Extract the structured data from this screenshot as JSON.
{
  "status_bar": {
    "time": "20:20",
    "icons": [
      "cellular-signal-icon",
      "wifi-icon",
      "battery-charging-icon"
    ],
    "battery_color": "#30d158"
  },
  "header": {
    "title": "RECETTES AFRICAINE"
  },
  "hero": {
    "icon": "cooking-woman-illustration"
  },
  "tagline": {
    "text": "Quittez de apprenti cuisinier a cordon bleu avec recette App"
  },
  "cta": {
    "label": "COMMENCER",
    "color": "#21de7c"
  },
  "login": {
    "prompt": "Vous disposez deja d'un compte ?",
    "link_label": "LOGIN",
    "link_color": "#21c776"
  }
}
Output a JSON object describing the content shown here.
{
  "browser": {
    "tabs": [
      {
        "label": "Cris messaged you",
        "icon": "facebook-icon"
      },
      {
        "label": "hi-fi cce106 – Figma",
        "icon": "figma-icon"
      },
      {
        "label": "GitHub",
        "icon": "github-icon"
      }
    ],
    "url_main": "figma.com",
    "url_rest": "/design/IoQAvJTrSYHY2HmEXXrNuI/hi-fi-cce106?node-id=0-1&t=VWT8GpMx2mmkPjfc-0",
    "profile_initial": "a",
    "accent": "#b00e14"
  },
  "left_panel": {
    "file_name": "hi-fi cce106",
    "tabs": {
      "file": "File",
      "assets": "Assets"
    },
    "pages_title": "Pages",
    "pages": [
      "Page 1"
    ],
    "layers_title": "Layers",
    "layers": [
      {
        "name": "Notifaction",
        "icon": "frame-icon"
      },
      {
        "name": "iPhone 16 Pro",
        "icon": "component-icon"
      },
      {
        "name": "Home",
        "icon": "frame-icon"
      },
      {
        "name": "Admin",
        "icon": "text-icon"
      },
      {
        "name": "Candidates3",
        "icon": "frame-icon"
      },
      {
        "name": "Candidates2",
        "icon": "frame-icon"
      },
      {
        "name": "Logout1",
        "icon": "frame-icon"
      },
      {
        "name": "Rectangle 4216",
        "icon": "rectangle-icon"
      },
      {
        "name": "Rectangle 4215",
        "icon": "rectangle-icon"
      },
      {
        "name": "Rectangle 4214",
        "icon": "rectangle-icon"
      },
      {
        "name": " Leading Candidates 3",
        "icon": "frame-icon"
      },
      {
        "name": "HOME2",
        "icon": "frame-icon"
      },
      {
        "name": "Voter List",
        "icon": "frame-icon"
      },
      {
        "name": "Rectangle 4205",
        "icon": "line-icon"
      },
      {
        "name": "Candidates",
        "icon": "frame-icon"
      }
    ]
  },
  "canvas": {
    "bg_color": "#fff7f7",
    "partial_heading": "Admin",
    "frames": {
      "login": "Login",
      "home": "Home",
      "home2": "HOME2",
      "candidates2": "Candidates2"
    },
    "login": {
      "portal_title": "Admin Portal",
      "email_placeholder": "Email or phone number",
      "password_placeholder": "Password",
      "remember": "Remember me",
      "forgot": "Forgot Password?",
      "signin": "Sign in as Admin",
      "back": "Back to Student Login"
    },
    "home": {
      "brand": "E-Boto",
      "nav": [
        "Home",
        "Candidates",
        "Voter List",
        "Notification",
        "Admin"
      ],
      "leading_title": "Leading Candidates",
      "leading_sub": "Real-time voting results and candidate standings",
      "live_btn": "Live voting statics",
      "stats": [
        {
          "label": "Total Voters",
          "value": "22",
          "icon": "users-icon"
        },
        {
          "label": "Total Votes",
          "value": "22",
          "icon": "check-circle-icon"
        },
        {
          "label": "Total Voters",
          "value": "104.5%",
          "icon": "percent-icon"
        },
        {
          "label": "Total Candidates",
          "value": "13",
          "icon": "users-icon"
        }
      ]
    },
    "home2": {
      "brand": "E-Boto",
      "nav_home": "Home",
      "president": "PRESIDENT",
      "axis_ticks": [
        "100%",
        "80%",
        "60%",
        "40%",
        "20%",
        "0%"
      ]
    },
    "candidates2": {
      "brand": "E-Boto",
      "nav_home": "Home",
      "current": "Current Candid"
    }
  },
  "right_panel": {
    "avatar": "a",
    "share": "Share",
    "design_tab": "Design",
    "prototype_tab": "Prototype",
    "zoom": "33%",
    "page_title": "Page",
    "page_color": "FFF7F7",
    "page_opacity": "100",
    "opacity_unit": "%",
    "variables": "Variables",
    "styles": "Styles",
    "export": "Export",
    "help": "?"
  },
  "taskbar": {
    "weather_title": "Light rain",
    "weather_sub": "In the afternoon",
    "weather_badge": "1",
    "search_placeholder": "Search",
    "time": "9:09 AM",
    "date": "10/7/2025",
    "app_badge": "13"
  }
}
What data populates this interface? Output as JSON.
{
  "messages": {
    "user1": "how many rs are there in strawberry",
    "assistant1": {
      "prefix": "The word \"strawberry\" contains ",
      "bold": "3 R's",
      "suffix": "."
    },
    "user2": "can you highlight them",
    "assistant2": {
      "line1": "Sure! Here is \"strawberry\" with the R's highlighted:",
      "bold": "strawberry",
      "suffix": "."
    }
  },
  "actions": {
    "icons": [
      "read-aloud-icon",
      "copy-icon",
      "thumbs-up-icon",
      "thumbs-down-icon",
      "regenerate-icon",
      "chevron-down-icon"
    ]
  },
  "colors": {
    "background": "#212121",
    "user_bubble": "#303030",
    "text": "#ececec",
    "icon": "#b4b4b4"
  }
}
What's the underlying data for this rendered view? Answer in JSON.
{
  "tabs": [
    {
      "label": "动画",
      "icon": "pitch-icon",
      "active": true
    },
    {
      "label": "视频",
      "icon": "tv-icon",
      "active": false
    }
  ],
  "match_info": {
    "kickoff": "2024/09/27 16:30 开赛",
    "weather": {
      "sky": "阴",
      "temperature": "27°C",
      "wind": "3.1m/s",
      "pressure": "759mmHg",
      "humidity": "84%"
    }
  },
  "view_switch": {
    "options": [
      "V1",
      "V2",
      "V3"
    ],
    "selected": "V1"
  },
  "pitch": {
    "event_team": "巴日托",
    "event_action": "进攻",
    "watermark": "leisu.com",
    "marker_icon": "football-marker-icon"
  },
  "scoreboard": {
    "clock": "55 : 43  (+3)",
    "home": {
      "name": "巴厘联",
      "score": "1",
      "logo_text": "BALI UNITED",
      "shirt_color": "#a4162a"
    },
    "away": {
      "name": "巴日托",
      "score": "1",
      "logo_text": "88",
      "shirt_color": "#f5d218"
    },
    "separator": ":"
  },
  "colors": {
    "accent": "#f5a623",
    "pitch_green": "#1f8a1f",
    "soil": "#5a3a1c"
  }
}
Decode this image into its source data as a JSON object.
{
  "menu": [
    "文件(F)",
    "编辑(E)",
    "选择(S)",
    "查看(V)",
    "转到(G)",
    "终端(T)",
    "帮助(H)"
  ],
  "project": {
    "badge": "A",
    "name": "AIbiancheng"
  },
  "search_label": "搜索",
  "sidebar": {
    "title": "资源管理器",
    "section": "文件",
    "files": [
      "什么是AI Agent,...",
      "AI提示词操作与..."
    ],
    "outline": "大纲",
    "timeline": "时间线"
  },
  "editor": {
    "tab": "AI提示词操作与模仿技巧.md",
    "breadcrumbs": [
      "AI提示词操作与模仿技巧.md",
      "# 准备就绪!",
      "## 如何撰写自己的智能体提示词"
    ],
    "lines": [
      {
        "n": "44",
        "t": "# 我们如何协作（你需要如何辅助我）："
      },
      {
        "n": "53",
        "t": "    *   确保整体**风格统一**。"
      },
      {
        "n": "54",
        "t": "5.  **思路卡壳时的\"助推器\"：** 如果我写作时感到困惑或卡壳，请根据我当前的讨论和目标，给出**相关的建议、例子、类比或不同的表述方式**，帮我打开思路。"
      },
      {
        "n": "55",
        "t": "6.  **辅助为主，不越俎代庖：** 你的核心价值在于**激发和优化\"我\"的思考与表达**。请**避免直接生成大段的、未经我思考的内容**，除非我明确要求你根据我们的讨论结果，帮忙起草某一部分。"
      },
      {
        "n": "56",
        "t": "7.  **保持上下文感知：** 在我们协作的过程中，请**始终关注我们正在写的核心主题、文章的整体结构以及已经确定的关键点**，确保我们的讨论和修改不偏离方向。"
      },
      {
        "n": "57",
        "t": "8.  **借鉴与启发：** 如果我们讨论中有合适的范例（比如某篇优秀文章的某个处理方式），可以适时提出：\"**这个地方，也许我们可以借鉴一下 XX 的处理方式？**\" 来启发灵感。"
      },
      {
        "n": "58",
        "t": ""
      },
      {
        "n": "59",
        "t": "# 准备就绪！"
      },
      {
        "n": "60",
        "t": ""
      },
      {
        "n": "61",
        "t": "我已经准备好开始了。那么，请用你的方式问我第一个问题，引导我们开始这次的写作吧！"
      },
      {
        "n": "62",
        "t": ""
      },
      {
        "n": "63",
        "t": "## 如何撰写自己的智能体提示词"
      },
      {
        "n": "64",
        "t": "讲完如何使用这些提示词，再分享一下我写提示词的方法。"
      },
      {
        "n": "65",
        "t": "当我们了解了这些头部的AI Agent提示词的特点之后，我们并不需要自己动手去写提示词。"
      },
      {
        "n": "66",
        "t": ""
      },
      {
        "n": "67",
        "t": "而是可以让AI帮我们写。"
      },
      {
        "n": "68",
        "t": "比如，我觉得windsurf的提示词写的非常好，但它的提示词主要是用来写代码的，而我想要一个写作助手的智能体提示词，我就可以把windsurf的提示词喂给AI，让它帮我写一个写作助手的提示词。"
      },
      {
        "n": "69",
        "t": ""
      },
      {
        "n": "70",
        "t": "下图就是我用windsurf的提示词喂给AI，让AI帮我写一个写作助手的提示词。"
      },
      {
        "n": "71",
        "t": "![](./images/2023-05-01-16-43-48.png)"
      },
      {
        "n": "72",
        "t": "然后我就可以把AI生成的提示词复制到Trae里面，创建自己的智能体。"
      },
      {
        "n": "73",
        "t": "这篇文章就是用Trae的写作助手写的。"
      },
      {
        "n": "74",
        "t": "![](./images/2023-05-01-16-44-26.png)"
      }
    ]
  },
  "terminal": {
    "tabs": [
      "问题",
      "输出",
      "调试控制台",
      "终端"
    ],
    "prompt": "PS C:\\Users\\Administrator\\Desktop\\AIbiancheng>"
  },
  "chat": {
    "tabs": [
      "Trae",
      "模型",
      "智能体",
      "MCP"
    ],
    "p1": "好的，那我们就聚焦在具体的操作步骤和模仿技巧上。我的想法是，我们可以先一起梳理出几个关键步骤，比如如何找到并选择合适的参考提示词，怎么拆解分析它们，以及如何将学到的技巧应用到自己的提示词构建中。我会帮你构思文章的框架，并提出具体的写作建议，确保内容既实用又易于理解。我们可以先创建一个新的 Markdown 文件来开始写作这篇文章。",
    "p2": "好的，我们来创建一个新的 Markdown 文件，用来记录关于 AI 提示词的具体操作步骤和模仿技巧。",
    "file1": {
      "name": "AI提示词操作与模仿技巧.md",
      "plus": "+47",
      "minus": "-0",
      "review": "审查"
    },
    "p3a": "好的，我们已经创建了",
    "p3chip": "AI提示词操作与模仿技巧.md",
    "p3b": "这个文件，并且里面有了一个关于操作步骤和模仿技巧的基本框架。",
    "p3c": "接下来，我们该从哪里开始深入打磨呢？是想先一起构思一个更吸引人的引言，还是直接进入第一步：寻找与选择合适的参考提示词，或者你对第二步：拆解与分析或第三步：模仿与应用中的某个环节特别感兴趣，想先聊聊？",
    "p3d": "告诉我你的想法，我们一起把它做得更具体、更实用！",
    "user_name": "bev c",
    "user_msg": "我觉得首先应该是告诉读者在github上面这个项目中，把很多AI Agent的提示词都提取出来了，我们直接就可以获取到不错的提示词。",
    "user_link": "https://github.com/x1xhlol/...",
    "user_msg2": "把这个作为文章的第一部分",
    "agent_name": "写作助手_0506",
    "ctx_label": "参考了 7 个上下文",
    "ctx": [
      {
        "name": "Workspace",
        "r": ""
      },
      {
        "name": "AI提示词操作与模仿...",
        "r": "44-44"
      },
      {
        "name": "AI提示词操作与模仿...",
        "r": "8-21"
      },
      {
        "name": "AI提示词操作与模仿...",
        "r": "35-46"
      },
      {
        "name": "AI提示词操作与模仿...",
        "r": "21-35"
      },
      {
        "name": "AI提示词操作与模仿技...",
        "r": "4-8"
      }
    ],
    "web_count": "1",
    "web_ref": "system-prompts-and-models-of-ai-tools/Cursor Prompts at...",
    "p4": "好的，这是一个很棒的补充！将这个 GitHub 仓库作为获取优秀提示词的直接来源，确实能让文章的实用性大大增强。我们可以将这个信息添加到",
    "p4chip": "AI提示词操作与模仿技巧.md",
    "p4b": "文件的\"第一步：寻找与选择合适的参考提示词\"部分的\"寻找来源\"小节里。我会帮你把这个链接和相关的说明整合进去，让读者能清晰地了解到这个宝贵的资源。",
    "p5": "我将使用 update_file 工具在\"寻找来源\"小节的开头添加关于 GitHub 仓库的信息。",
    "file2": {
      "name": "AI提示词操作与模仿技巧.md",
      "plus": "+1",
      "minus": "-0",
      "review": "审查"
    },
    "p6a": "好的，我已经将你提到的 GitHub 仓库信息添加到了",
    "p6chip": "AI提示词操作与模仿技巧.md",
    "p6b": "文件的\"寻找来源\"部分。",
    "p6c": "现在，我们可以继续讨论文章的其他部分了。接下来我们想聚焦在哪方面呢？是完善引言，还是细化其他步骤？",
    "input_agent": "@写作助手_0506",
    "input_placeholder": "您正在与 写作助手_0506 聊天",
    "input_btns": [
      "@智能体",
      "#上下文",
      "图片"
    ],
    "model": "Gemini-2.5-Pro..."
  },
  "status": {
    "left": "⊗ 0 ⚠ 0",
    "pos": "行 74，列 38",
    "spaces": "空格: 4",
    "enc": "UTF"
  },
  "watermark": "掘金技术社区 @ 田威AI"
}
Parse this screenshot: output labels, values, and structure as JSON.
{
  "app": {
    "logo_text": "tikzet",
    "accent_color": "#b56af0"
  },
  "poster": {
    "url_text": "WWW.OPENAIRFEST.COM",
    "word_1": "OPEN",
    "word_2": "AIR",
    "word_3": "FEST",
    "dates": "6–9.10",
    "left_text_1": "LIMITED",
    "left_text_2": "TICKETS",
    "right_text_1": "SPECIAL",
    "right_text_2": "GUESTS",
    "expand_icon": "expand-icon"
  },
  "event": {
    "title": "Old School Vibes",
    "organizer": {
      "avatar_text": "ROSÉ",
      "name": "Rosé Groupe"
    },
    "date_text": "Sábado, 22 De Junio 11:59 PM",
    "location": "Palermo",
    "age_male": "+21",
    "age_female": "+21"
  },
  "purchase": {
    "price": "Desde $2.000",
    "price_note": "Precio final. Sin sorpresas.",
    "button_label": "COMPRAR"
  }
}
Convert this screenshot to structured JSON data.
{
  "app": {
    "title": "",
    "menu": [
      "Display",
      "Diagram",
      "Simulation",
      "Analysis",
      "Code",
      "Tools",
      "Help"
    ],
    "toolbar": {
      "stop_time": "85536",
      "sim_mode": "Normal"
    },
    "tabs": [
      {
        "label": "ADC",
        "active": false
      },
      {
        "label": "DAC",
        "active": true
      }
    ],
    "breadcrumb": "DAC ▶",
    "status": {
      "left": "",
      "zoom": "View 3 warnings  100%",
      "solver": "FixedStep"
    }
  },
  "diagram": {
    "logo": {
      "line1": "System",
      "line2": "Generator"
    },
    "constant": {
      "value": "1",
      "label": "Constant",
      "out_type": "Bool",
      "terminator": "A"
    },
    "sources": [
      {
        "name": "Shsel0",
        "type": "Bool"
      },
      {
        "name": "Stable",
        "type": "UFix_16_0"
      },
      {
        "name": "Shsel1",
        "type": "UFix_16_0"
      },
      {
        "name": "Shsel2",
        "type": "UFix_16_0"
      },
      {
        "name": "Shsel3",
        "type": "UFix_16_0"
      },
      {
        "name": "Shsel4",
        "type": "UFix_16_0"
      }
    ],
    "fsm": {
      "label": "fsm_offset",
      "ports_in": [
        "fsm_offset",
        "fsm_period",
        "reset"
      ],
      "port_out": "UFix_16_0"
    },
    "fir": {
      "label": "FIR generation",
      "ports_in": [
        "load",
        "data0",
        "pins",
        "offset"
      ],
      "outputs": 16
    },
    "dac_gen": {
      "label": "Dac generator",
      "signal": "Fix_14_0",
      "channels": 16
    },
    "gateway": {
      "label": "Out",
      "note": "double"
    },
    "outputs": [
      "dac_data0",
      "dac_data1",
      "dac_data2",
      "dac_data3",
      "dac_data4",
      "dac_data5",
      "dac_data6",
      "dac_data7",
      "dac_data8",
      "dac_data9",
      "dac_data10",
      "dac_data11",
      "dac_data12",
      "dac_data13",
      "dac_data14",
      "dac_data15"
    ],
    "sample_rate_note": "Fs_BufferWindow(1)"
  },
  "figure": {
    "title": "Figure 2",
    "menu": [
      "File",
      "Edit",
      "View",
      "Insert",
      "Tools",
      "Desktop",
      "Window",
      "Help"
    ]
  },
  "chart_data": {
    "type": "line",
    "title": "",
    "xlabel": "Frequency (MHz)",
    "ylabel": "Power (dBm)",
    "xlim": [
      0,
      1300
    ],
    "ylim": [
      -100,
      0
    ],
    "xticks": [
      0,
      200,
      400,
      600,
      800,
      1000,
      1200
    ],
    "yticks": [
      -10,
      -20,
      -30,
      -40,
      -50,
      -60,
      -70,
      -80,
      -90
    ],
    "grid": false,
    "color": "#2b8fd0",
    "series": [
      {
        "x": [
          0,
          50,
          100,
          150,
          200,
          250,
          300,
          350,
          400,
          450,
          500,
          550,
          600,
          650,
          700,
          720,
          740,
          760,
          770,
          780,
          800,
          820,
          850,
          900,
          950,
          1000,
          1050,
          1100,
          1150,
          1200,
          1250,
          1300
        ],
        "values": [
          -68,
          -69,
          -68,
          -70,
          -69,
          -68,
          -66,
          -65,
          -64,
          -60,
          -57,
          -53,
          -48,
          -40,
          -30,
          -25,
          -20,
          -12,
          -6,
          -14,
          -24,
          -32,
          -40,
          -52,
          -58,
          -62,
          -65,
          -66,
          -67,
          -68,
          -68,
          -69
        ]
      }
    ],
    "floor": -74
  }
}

OBJECTIVE: Show each line holding the word "寻找与选择合适的参考提示词".

THE SOLUTION:
    "p3c": "接下来，我们该从哪里开始深入打磨呢？是想先一起构思一个更吸引人的引言，还是直接进入第一步：寻找与选择合适的参考提示词，或者你对第二步：拆解与分析或第三步：模仿与应用中的某个环节特别感兴趣，想先聊聊？",
    "p4b": "文件的\"第一步：寻找与选择合适的参考提示词\"部分的\"寻找来源\"小节里。我会帮你把这个链接和相关的说明整合进去，让读者能清晰地了解到这个宝贵的资源。",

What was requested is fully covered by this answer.